PROVIDED MATERIAL:

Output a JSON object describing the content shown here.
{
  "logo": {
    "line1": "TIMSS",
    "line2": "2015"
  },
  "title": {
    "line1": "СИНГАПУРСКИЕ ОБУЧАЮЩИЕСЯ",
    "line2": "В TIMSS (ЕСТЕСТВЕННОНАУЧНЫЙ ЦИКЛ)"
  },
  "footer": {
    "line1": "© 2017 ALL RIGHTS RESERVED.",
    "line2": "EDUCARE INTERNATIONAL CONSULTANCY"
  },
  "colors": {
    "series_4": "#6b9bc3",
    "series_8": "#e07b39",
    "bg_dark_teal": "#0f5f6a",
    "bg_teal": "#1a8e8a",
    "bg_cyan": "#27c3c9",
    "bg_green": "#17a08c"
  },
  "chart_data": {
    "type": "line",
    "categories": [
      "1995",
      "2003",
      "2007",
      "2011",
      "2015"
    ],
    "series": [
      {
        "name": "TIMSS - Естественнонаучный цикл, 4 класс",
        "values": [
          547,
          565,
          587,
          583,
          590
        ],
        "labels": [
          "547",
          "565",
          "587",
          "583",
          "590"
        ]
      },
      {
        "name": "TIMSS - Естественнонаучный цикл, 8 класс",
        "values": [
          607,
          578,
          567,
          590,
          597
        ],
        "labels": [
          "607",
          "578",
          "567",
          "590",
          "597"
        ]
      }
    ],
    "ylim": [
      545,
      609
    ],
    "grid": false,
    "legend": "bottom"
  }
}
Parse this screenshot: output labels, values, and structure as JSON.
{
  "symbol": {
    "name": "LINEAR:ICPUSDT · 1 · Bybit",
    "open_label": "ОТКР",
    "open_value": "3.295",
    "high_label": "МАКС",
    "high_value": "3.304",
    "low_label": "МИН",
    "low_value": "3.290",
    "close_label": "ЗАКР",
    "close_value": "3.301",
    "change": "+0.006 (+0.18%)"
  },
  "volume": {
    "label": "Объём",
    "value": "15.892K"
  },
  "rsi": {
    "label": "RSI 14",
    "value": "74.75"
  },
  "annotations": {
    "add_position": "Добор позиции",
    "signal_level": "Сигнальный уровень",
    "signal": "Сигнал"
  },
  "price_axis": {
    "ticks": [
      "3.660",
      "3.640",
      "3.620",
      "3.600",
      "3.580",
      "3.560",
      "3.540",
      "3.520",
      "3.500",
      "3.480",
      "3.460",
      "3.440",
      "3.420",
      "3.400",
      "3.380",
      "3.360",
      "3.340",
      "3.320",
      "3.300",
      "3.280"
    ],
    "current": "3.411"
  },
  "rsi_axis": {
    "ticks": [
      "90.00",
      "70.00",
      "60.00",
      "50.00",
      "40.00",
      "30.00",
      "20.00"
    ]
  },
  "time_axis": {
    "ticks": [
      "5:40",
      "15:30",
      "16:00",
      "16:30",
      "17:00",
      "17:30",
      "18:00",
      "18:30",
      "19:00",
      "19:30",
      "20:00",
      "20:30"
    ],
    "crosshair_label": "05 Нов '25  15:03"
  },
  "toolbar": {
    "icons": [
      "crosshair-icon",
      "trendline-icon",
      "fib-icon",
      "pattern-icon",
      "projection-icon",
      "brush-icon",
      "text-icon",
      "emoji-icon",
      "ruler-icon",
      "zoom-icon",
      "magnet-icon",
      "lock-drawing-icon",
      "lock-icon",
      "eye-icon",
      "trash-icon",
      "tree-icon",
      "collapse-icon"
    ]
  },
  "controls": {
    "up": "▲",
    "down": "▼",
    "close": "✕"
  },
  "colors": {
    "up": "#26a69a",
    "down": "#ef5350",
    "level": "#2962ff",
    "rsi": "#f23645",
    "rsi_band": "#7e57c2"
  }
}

PROBLEM DETAILS: Go through the records above and retype each one exactly.

THE RESPONSE:
Output a JSON object describing the content shown here.
{
  "logo": {
    "line1": "TIMSS",
    "line2": "2015"
  },
  "title": {
    "line1": "СИНГАПУРСКИЕ ОБУЧАЮЩИЕСЯ",
    "line2": "В TIMSS (ЕСТЕСТВЕННОНАУЧНЫЙ ЦИКЛ)"
  },
  "footer": {
    "line1": "© 2017 ALL RIGHTS RESERVED.",
    "line2": "EDUCARE INTERNATIONAL CONSULTANCY"
  },
  "colors": {
    "series_4": "#6b9bc3",
    "series_8": "#e07b39",
    "bg_dark_teal": "#0f5f6a",
    "bg_teal": "#1a8e8a",
    "bg_cyan": "#27c3c9",
    "bg_green": "#17a08c"
  },
  "chart_data": {
    "type": "line",
    "categories": [
      "1995",
      "2003",
      "2007",
      "2011",
      "2015"
    ],
    "series": [
      {
        "name": "TIMSS - Естественнонаучный цикл, 4 класс",
        "values": [
          547,
          565,
          587,
          583,
          590
        ],
        "labels": [
          "547",
          "565",
          "587",
          "583",
          "590"
        ]
      },
      {
        "name": "TIMSS - Естественнонаучный цикл, 8 класс",
        "values": [
          607,
          578,
          567,
          590,
          597
        ],
        "labels": [
          "607",
          "578",
          "567",
          "590",
          "597"
        ]
      }
    ],
    "ylim": [
      545,
      609
    ],
    "grid": false,
    "legend": "bottom"
  }
}
Parse this screenshot: output labels, values, and structure as JSON.
{
  "symbol": {
    "name": "LINEAR:ICPUSDT · 1 · Bybit",
    "open_label": "ОТКР",
    "open_value": "3.295",
    "high_label": "МАКС",
    "high_value": "3.304",
    "low_label": "МИН",
    "low_value": "3.290",
    "close_label": "ЗАКР",
    "close_value": "3.301",
    "change": "+0.006 (+0.18%)"
  },
  "volume": {
    "label": "Объём",
    "value": "15.892K"
  },
  "rsi": {
    "label": "RSI 14",
    "value": "74.75"
  },
  "annotations": {
    "add_position": "Добор позиции",
    "signal_level": "Сигнальный уровень",
    "signal": "Сигнал"
  },
  "price_axis": {
    "ticks": [
      "3.660",
      "3.640",
      "3.620",
      "3.600",
      "3.580",
      "3.560",
      "3.540",
      "3.520",
      "3.500",
      "3.480",
      "3.460",
      "3.440",
      "3.420",
      "3.400",
      "3.380",
      "3.360",
      "3.340",
      "3.320",
      "3.300",
      "3.280"
    ],
    "current": "3.411"
  },
  "rsi_axis": {
    "ticks": [
      "90.00",
      "70.00",
      "60.00",
      "50.00",
      "40.00",
      "30.00",
      "20.00"
    ]
  },
  "time_axis": {
    "ticks": [
      "5:40",
      "15:30",
      "16:00",
      "16:30",
      "17:00",
      "17:30",
      "18:00",
      "18:30",
      "19:00",
      "19:30",
      "20:00",
      "20:30"
    ],
    "crosshair_label": "05 Нов '25  15:03"
  },
  "toolbar": {
    "icons": [
      "crosshair-icon",
      "trendline-icon",
      "fib-icon",
      "pattern-icon",
      "projection-icon",
      "brush-icon",
      "text-icon",
      "emoji-icon",
      "ruler-icon",
      "zoom-icon",
      "magnet-icon",
      "lock-drawing-icon",
      "lock-icon",
      "eye-icon",
      "trash-icon",
      "tree-icon",
      "collapse-icon"
    ]
  },
  "controls": {
    "up": "▲",
    "down": "▼",
    "close": "✕"
  },
  "colors": {
    "up": "#26a69a",
    "down": "#ef5350",
    "level": "#2962ff",
    "rsi": "#f23645",
    "rsi_band": "#7e57c2"
  }
}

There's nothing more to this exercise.